- [Goal] Copy the items word for word, from their very first line down through the line that contains "detail-button[interactable]: Detail [225, 303, 334, 345]", including that line.

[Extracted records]
⟨

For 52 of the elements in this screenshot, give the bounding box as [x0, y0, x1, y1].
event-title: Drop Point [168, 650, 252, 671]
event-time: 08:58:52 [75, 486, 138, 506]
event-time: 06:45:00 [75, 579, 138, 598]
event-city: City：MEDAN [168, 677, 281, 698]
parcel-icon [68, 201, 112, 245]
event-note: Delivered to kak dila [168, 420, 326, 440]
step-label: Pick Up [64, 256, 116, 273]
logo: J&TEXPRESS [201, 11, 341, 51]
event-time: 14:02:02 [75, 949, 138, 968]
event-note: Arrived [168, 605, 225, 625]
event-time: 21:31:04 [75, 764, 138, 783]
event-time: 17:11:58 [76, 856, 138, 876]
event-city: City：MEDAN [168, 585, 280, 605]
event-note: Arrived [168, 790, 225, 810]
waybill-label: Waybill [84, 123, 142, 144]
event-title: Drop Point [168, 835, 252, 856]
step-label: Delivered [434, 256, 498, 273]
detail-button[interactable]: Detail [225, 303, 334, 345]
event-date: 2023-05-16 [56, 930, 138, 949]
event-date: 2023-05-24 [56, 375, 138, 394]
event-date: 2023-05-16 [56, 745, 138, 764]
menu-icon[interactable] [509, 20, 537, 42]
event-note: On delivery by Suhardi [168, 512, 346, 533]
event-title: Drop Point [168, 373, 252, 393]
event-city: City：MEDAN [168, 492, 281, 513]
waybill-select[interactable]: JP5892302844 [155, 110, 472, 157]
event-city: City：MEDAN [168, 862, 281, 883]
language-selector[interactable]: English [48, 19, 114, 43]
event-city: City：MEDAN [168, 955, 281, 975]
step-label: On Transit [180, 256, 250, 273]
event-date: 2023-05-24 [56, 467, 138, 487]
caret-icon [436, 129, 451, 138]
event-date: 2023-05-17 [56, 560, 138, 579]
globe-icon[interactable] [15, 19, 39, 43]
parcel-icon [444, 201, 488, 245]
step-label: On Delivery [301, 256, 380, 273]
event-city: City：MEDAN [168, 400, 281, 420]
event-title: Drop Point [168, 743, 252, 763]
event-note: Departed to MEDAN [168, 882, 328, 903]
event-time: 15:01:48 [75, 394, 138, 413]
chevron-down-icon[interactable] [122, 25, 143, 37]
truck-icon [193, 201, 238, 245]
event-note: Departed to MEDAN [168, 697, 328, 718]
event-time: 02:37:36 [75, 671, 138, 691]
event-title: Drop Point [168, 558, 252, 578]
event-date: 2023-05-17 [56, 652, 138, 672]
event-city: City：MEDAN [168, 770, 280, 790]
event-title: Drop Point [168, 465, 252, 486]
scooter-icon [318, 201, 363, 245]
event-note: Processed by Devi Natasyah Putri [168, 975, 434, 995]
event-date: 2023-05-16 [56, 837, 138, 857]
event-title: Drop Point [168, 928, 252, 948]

⟩

- [Complete answer]
For 52 of the elements in this screenshot, give the bounding box as [x0, y0, x1, y1].
event-title: Drop Point [168, 650, 252, 671]
event-time: 08:58:52 [75, 486, 138, 506]
event-time: 06:45:00 [75, 579, 138, 598]
event-city: City：MEDAN [168, 677, 281, 698]
parcel-icon [68, 201, 112, 245]
event-note: Delivered to kak dila [168, 420, 326, 440]
step-label: Pick Up [64, 256, 116, 273]
logo: J&TEXPRESS [201, 11, 341, 51]
event-time: 14:02:02 [75, 949, 138, 968]
event-note: Arrived [168, 605, 225, 625]
event-time: 21:31:04 [75, 764, 138, 783]
event-time: 17:11:58 [76, 856, 138, 876]
event-city: City：MEDAN [168, 585, 280, 605]
event-note: Arrived [168, 790, 225, 810]
waybill-label: Waybill [84, 123, 142, 144]
event-title: Drop Point [168, 835, 252, 856]
step-label: Delivered [434, 256, 498, 273]
detail-button[interactable]: Detail [225, 303, 334, 345]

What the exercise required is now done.